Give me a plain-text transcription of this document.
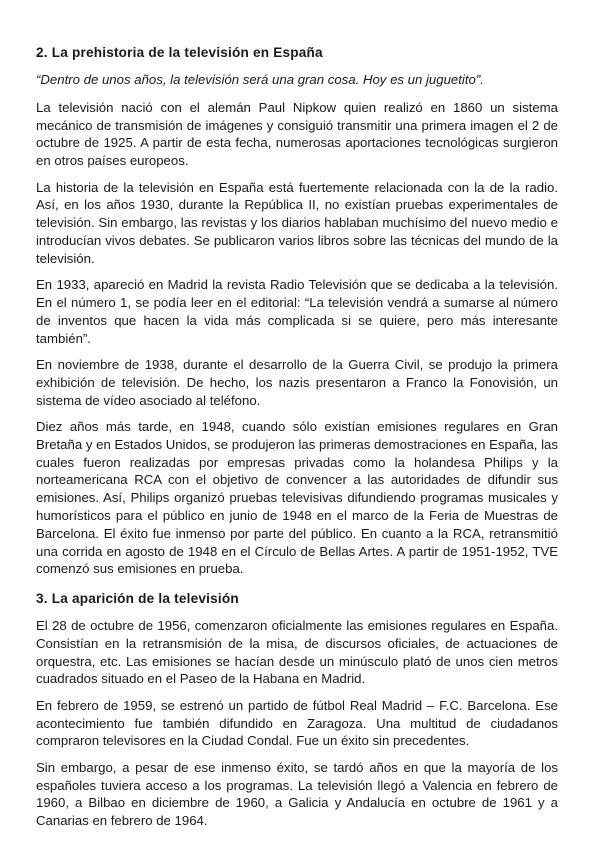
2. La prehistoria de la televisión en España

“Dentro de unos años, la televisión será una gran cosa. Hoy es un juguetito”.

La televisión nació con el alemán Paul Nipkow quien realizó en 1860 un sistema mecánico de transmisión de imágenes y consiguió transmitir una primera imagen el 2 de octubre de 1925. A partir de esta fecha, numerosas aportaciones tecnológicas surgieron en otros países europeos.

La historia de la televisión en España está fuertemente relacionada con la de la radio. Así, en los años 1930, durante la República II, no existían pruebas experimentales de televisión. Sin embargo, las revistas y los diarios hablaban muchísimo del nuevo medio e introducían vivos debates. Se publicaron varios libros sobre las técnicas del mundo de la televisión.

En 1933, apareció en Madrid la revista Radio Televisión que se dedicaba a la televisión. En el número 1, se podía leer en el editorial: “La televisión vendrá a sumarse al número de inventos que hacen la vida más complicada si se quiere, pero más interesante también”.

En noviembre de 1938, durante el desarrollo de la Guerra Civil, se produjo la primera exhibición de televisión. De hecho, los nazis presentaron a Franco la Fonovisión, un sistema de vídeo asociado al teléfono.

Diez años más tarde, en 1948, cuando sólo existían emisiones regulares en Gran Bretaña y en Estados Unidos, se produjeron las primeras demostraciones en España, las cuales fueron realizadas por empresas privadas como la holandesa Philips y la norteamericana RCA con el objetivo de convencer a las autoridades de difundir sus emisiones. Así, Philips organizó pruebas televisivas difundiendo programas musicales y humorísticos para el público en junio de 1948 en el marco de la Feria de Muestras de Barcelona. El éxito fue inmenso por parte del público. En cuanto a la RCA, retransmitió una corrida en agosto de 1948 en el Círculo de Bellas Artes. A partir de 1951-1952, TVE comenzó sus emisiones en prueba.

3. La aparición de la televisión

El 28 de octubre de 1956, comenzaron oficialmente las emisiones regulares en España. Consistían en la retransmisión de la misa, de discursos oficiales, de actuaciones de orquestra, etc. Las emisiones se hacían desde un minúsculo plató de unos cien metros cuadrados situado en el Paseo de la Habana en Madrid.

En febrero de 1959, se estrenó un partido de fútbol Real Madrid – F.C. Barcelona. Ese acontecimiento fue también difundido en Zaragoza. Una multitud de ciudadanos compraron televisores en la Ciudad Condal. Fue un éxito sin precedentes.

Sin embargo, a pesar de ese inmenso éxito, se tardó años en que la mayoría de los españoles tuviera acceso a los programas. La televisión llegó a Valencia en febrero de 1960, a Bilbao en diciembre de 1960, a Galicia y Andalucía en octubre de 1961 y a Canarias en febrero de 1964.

Exercise prompt> Pictures are not part of the copy. Restate everything else in the listing word for word.

Result for this exercise>
Give me a plain-text transcription of this document.
2. La prehistoria de la televisión en España

“Dentro de unos años, la televisión será una gran cosa. Hoy es un juguetito”.

La televisión nació con el alemán Paul Nipkow quien realizó en 1860 un sistema mecánico de transmisión de imágenes y consiguió transmitir una primera imagen el 2 de octubre de 1925. A partir de esta fecha, numerosas aportaciones tecnológicas surgieron en otros países europeos.

La historia de la televisión en España está fuertemente relacionada con la de la radio. Así, en los años 1930, durante la República II, no existían pruebas experimentales de televisión. Sin embargo, las revistas y los diarios hablaban muchísimo del nuevo medio e introducían vivos debates. Se publicaron varios libros sobre las técnicas del mundo de la televisión.

En 1933, apareció en Madrid la revista Radio Televisión que se dedicaba a la televisión. En el número 1, se podía leer en el editorial: “La televisión vendrá a sumarse al número de inventos que hacen la vida más complicada si se quiere, pero más interesante también”.

En noviembre de 1938, durante el desarrollo de la Guerra Civil, se produjo la primera exhibición de televisión. De hecho, los nazis presentaron a Franco la Fonovisión, un sistema de vídeo asociado al teléfono.

Diez años más tarde, en 1948, cuando sólo existían emisiones regulares en Gran Bretaña y en Estados Unidos, se produjeron las primeras demostraciones en España, las cuales fueron realizadas por empresas privadas como la holandesa Philips y la norteamericana RCA con el objetivo de convencer a las autoridades de difundir sus emisiones. Así, Philips organizó pruebas televisivas difundiendo programas musicales y humorísticos para el público en junio de 1948 en el marco de la Feria de Muestras de Barcelona. El éxito fue inmenso por parte del público. En cuanto a la RCA, retransmitió una corrida en agosto de 1948 en el Círculo de Bellas Artes. A partir de 1951-1952, TVE comenzó sus emisiones en prueba.

3. La aparición de la televisión

El 28 de octubre de 1956, comenzaron oficialmente las emisiones regulares en España. Consistían en la retransmisión de la misa, de discursos oficiales, de actuaciones de orquestra, etc. Las emisiones se hacían desde un minúsculo plató de unos cien metros cuadrados situado en el Paseo de la Habana en Madrid.

En febrero de 1959, se estrenó un partido de fútbol Real Madrid – F.C. Barcelona. Ese acontecimiento fue también difundido en Zaragoza. Una multitud de ciudadanos compraron televisores en la Ciudad Condal. Fue un éxito sin precedentes.

Sin embargo, a pesar de ese inmenso éxito, se tardó años en que la mayoría de los españoles tuviera acceso a los programas. La televisión llegó a Valencia en febrero de 1960, a Bilbao en diciembre de 1960, a Galicia y Andalucía en octubre de 1961 y a Canarias en febrero de 1964.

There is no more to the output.